#### Exercise task:
Write out the entries below once more, exactly, with the pictures left out.

#### Given records:
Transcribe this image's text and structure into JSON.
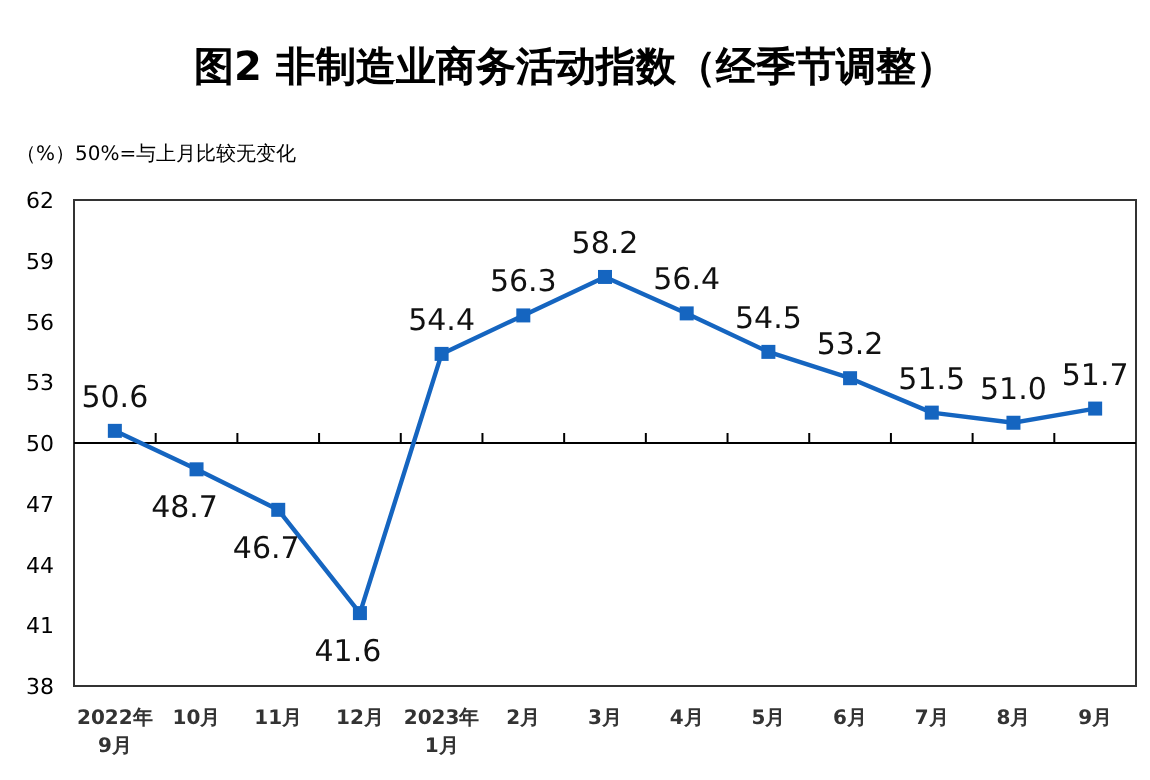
{
  "chart_data": {
    "type": "line",
    "title": "图2  非制造业商务活动指数（经季节调整）",
    "ylabel": "（%）",
    "annotations": [
      "50%=与上月比较无变化"
    ],
    "categories": [
      "2022年\n9月",
      "10月",
      "11月",
      "12月",
      "2023年\n1月",
      "2月",
      "3月",
      "4月",
      "5月",
      "6月",
      "7月",
      "8月",
      "9月"
    ],
    "series": [
      {
        "color": "#1565c0",
        "values": [
          50.6,
          48.7,
          46.7,
          41.6,
          54.4,
          56.3,
          58.2,
          56.4,
          54.5,
          53.2,
          51.5,
          51.0,
          51.7
        ],
        "value_labels": [
          "50.6",
          "48.7",
          "46.7",
          "41.6",
          "54.4",
          "56.3",
          "58.2",
          "56.4",
          "54.5",
          "53.2",
          "51.5",
          "51.0",
          "51.7"
        ]
      }
    ],
    "ylim": [
      38,
      62
    ],
    "yticks": [
      38,
      41,
      44,
      47,
      50,
      53,
      56,
      59,
      62
    ],
    "ref_lines": [
      {
        "axis": "y",
        "value": 50
      }
    ],
    "marker": "square",
    "grid": false
  }
}
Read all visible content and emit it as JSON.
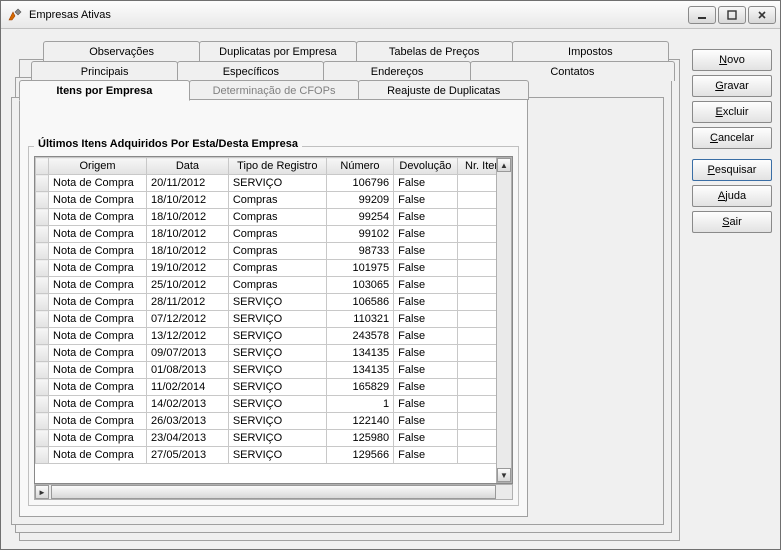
{
  "window": {
    "title": "Empresas Ativas"
  },
  "tabs_row1": [
    {
      "label": "Observações"
    },
    {
      "label": "Duplicatas por Empresa"
    },
    {
      "label": "Tabelas de Preços"
    },
    {
      "label": "Impostos"
    }
  ],
  "tabs_row2": [
    {
      "label": "Principais"
    },
    {
      "label": "Específicos"
    },
    {
      "label": "Endereços"
    },
    {
      "label": "Contatos"
    }
  ],
  "tabs_row3": [
    {
      "label": "Itens por Empresa",
      "active": true
    },
    {
      "label": "Determinação de CFOPs",
      "disabled": true
    },
    {
      "label": "Reajuste de Duplicatas"
    }
  ],
  "group_title": "Últimos Itens Adquiridos Por Esta/Desta Empresa",
  "columns": [
    "Origem",
    "Data",
    "Tipo de Registro",
    "Número",
    "Devolução",
    "Nr. Item"
  ],
  "rows": [
    [
      "Nota de Compra",
      "20/11/2012",
      "SERVIÇO",
      "106796",
      "False",
      ""
    ],
    [
      "Nota de Compra",
      "18/10/2012",
      "Compras",
      "99209",
      "False",
      ""
    ],
    [
      "Nota de Compra",
      "18/10/2012",
      "Compras",
      "99254",
      "False",
      ""
    ],
    [
      "Nota de Compra",
      "18/10/2012",
      "Compras",
      "99102",
      "False",
      ""
    ],
    [
      "Nota de Compra",
      "18/10/2012",
      "Compras",
      "98733",
      "False",
      ""
    ],
    [
      "Nota de Compra",
      "19/10/2012",
      "Compras",
      "101975",
      "False",
      ""
    ],
    [
      "Nota de Compra",
      "25/10/2012",
      "Compras",
      "103065",
      "False",
      ""
    ],
    [
      "Nota de Compra",
      "28/11/2012",
      "SERVIÇO",
      "106586",
      "False",
      ""
    ],
    [
      "Nota de Compra",
      "07/12/2012",
      "SERVIÇO",
      "110321",
      "False",
      ""
    ],
    [
      "Nota de Compra",
      "13/12/2012",
      "SERVIÇO",
      "243578",
      "False",
      ""
    ],
    [
      "Nota de Compra",
      "09/07/2013",
      "SERVIÇO",
      "134135",
      "False",
      ""
    ],
    [
      "Nota de Compra",
      "01/08/2013",
      "SERVIÇO",
      "134135",
      "False",
      ""
    ],
    [
      "Nota de Compra",
      "11/02/2014",
      "SERVIÇO",
      "165829",
      "False",
      ""
    ],
    [
      "Nota de Compra",
      "14/02/2013",
      "SERVIÇO",
      "1",
      "False",
      ""
    ],
    [
      "Nota de Compra",
      "26/03/2013",
      "SERVIÇO",
      "122140",
      "False",
      ""
    ],
    [
      "Nota de Compra",
      "23/04/2013",
      "SERVIÇO",
      "125980",
      "False",
      ""
    ],
    [
      "Nota de Compra",
      "27/05/2013",
      "SERVIÇO",
      "129566",
      "False",
      ""
    ]
  ],
  "buttons": {
    "novo": {
      "text": "Novo",
      "u": "N"
    },
    "gravar": {
      "text": "Gravar",
      "u": "G"
    },
    "excluir": {
      "text": "Excluir",
      "u": "E"
    },
    "cancelar": {
      "text": "Cancelar",
      "u": "C"
    },
    "pesquisar": {
      "text": "Pesquisar",
      "u": "P"
    },
    "ajuda": {
      "text": "Ajuda",
      "u": "A"
    },
    "sair": {
      "text": "Sair",
      "u": "S"
    }
  }
}
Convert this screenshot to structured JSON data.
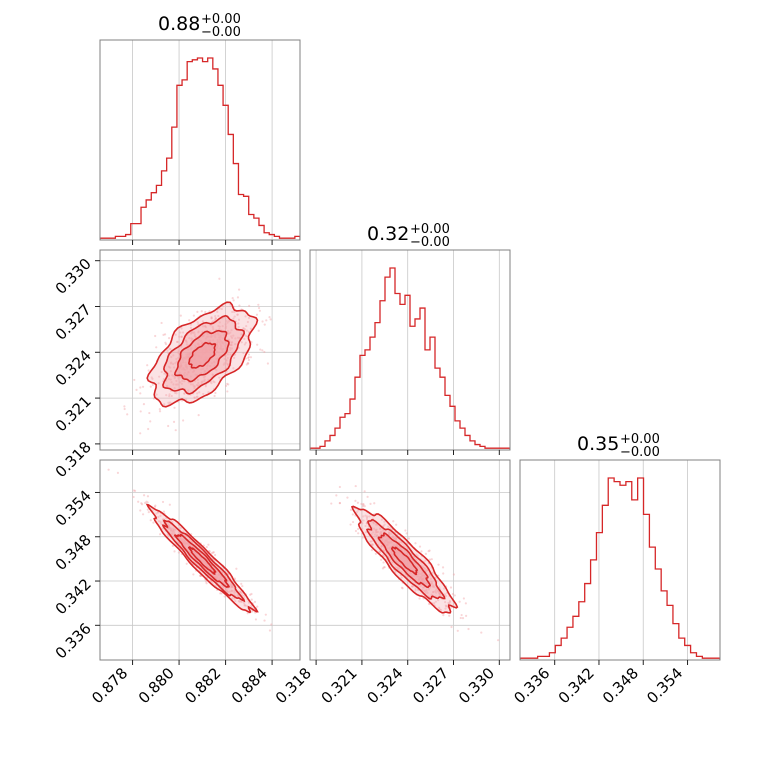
{
  "chart_data": {
    "type": "corner",
    "color": "#d62728",
    "fill_color": "#f1a3a8",
    "grid": true,
    "parameters": [
      {
        "index": 0,
        "range": [
          0.8766,
          0.8852
        ],
        "ticks": [
          0.878,
          0.88,
          0.882,
          0.884
        ],
        "tick_labels": [
          "0.878",
          "0.880",
          "0.882",
          "0.884"
        ],
        "title": {
          "value": "0.88",
          "plus": "+0.00",
          "minus": "−0.00"
        },
        "mean": 0.881,
        "sd": 0.0011,
        "hist_counts": [
          1,
          1,
          1,
          2,
          2,
          3,
          9,
          9,
          18,
          22,
          26,
          30,
          38,
          45,
          62,
          85,
          88,
          98,
          99,
          100,
          98,
          100,
          94,
          85,
          74,
          58,
          42,
          25,
          24,
          14,
          12,
          8,
          4,
          3,
          2,
          1,
          1,
          1,
          2
        ]
      },
      {
        "index": 1,
        "range": [
          0.3176,
          0.3307
        ],
        "ticks": [
          0.318,
          0.321,
          0.324,
          0.327,
          0.33
        ],
        "tick_labels": [
          "0.318",
          "0.321",
          "0.324",
          "0.327",
          "0.330"
        ],
        "title": {
          "value": "0.32",
          "plus": "+0.00",
          "minus": "−0.00"
        },
        "mean": 0.3238,
        "sd": 0.0016,
        "hist_counts": [
          1,
          1,
          2,
          5,
          8,
          12,
          18,
          20,
          28,
          40,
          52,
          55,
          62,
          70,
          82,
          95,
          100,
          86,
          80,
          85,
          68,
          72,
          78,
          55,
          62,
          45,
          40,
          30,
          24,
          16,
          12,
          8,
          5,
          3,
          2,
          1,
          1,
          1,
          1,
          1
        ]
      },
      {
        "index": 2,
        "range": [
          0.3313,
          0.3584
        ],
        "ticks": [
          0.336,
          0.342,
          0.348,
          0.354
        ],
        "tick_labels": [
          "0.336",
          "0.342",
          "0.348",
          "0.354"
        ],
        "title": {
          "value": "0.35",
          "plus": "+0.00",
          "minus": "−0.00"
        },
        "mean": 0.3448,
        "sd": 0.0035,
        "hist_counts": [
          1,
          1,
          1,
          2,
          2,
          4,
          8,
          12,
          18,
          24,
          32,
          42,
          55,
          70,
          85,
          100,
          98,
          96,
          98,
          88,
          100,
          80,
          62,
          50,
          38,
          30,
          20,
          12,
          8,
          4,
          2,
          1,
          1,
          1
        ]
      }
    ],
    "pairs": [
      {
        "x_param": 0,
        "y_param": 1,
        "correlation": 0.55
      },
      {
        "x_param": 0,
        "y_param": 2,
        "correlation": -0.96
      },
      {
        "x_param": 1,
        "y_param": 2,
        "correlation": -0.9
      }
    ]
  }
}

#### Response to this exercise:
Transcribe this image's text and structure into JSON.
{
  "chart_data": {
    "type": "line",
    "title": "图2  非制造业商务活动指数（经季节调整）",
    "ylabel": "（%）",
    "annotations": [
      "50%=与上月比较无变化"
    ],
    "categories": [
      "2022年\n9月",
      "10月",
      "11月",
      "12月",
      "2023年\n1月",
      "2月",
      "3月",
      "4月",
      "5月",
      "6月",
      "7月",
      "8月",
      "9月"
    ],
    "series": [
      {
        "color": "#1565c0",
        "values": [
          50.6,
          48.7,
          46.7,
          41.6,
          54.4,
          56.3,
          58.2,
          56.4,
          54.5,
          53.2,
          51.5,
          51.0,
          51.7
        ],
        "value_labels": [
          "50.6",
          "48.7",
          "46.7",
          "41.6",
          "54.4",
          "56.3",
          "58.2",
          "56.4",
          "54.5",
          "53.2",
          "51.5",
          "51.0",
          "51.7"
        ]
      }
    ],
    "ylim": [
      38,
      62
    ],
    "yticks": [
      38,
      41,
      44,
      47,
      50,
      53,
      56,
      59,
      62
    ],
    "ref_lines": [
      {
        "axis": "y",
        "value": 50
      }
    ],
    "marker": "square",
    "grid": false
  }
}
Read all visible content and emit it as JSON.
{
  "window": {
    "title": "Empresas Ativas"
  },
  "tabs_row1": [
    {
      "label": "Observações"
    },
    {
      "label": "Duplicatas por Empresa"
    },
    {
      "label": "Tabelas de Preços"
    },
    {
      "label": "Impostos"
    }
  ],
  "tabs_row2": [
    {
      "label": "Principais"
    },
    {
      "label": "Específicos"
    },
    {
      "label": "Endereços"
    },
    {
      "label": "Contatos"
    }
  ],
  "tabs_row3": [
    {
      "label": "Itens por Empresa",
      "active": true
    },
    {
      "label": "Determinação de CFOPs",
      "disabled": true
    },
    {
      "label": "Reajuste de Duplicatas"
    }
  ],
  "group_title": "Últimos Itens Adquiridos Por Esta/Desta Empresa",
  "columns": [
    "Origem",
    "Data",
    "Tipo de Registro",
    "Número",
    "Devolução",
    "Nr. Item"
  ],
  "rows": [
    [
      "Nota de Compra",
      "20/11/2012",
      "SERVIÇO",
      "106796",
      "False",
      ""
    ],
    [
      "Nota de Compra",
      "18/10/2012",
      "Compras",
      "99209",
      "False",
      ""
    ],
    [
      "Nota de Compra",
      "18/10/2012",
      "Compras",
      "99254",
      "False",
      ""
    ],
    [
      "Nota de Compra",
      "18/10/2012",
      "Compras",
      "99102",
      "False",
      ""
    ],
    [
      "Nota de Compra",
      "18/10/2012",
      "Compras",
      "98733",
      "False",
      ""
    ],
    [
      "Nota de Compra",
      "19/10/2012",
      "Compras",
      "101975",
      "False",
      ""
    ],
    [
      "Nota de Compra",
      "25/10/2012",
      "Compras",
      "103065",
      "False",
      ""
    ],
    [
      "Nota de Compra",
      "28/11/2012",
      "SERVIÇO",
      "106586",
      "False",
      ""
    ],
    [
      "Nota de Compra",
      "07/12/2012",
      "SERVIÇO",
      "110321",
      "False",
      ""
    ],
    [
      "Nota de Compra",
      "13/12/2012",
      "SERVIÇO",
      "243578",
      "False",
      ""
    ],
    [
      "Nota de Compra",
      "09/07/2013",
      "SERVIÇO",
      "134135",
      "False",
      ""
    ],
    [
      "Nota de Compra",
      "01/08/2013",
      "SERVIÇO",
      "134135",
      "False",
      ""
    ],
    [
      "Nota de Compra",
      "11/02/2014",
      "SERVIÇO",
      "165829",
      "False",
      ""
    ],
    [
      "Nota de Compra",
      "14/02/2013",
      "SERVIÇO",
      "1",
      "False",
      ""
    ],
    [
      "Nota de Compra",
      "26/03/2013",
      "SERVIÇO",
      "122140",
      "False",
      ""
    ],
    [
      "Nota de Compra",
      "23/04/2013",
      "SERVIÇO",
      "125980",
      "False",
      ""
    ],
    [
      "Nota de Compra",
      "27/05/2013",
      "SERVIÇO",
      "129566",
      "False",
      ""
    ]
  ],
  "buttons": {
    "novo": {
      "text": "Novo",
      "u": "N"
    },
    "gravar": {
      "text": "Gravar",
      "u": "G"
    },
    "excluir": {
      "text": "Excluir",
      "u": "E"
    },
    "cancelar": {
      "text": "Cancelar",
      "u": "C"
    },
    "pesquisar": {
      "text": "Pesquisar",
      "u": "P"
    },
    "ajuda": {
      "text": "Ajuda",
      "u": "A"
    },
    "sair": {
      "text": "Sair",
      "u": "S"
    }
  }
}
Convert this screenshot to structured JSON data.
{
  "chart_data": {
    "type": "corner",
    "color": "#d62728",
    "fill_color": "#f1a3a8",
    "grid": true,
    "parameters": [
      {
        "index": 0,
        "range": [
          0.8766,
          0.8852
        ],
        "ticks": [
          0.878,
          0.88,
          0.882,
          0.884
        ],
        "tick_labels": [
          "0.878",
          "0.880",
          "0.882",
          "0.884"
        ],
        "title": {
          "value": "0.88",
          "plus": "+0.00",
          "minus": "−0.00"
        },
        "mean": 0.881,
        "sd": 0.0011,
        "hist_counts": [
          1,
          1,
          1,
          2,
          2,
          3,
          9,
          9,
          18,
          22,
          26,
          30,
          38,
          45,
          62,
          85,
          88,
          98,
          99,
          100,
          98,
          100,
          94,
          85,
          74,
          58,
          42,
          25,
          24,
          14,
          12,
          8,
          4,
          3,
          2,
          1,
          1,
          1,
          2
        ]
      },
      {
        "index": 1,
        "range": [
          0.3176,
          0.3307
        ],
        "ticks": [
          0.318,
          0.321,
          0.324,
          0.327,
          0.33
        ],
        "tick_labels": [
          "0.318",
          "0.321",
          "0.324",
          "0.327",
          "0.330"
        ],
        "title": {
          "value": "0.32",
          "plus": "+0.00",
          "minus": "−0.00"
        },
        "mean": 0.3238,
        "sd": 0.0016,
        "hist_counts": [
          1,
          1,
          2,
          5,
          8,
          12,
          18,
          20,
          28,
          40,
          52,
          55,
          62,
          70,
          82,
          95,
          100,
          86,
          80,
          85,
          68,
          72,
          78,
          55,
          62,
          45,
          40,
          30,
          24,
          16,
          12,
          8,
          5,
          3,
          2,
          1,
          1,
          1,
          1,
          1
        ]
      },
      {
        "index": 2,
        "range": [
          0.3313,
          0.3584
        ],
        "ticks": [
          0.336,
          0.342,
          0.348,
          0.354
        ],
        "tick_labels": [
          "0.336",
          "0.342",
          "0.348",
          "0.354"
        ],
        "title": {
          "value": "0.35",
          "plus": "+0.00",
          "minus": "−0.00"
        },
        "mean": 0.3448,
        "sd": 0.0035,
        "hist_counts": [
          1,
          1,
          1,
          2,
          2,
          4,
          8,
          12,
          18,
          24,
          32,
          42,
          55,
          70,
          85,
          100,
          98,
          96,
          98,
          88,
          100,
          80,
          62,
          50,
          38,
          30,
          20,
          12,
          8,
          4,
          2,
          1,
          1,
          1
        ]
      }
    ],
    "pairs": [
      {
        "x_param": 0,
        "y_param": 1,
        "correlation": 0.55
      },
      {
        "x_param": 0,
        "y_param": 2,
        "correlation": -0.96
      },
      {
        "x_param": 1,
        "y_param": 2,
        "correlation": -0.9
      }
    ]
  }
}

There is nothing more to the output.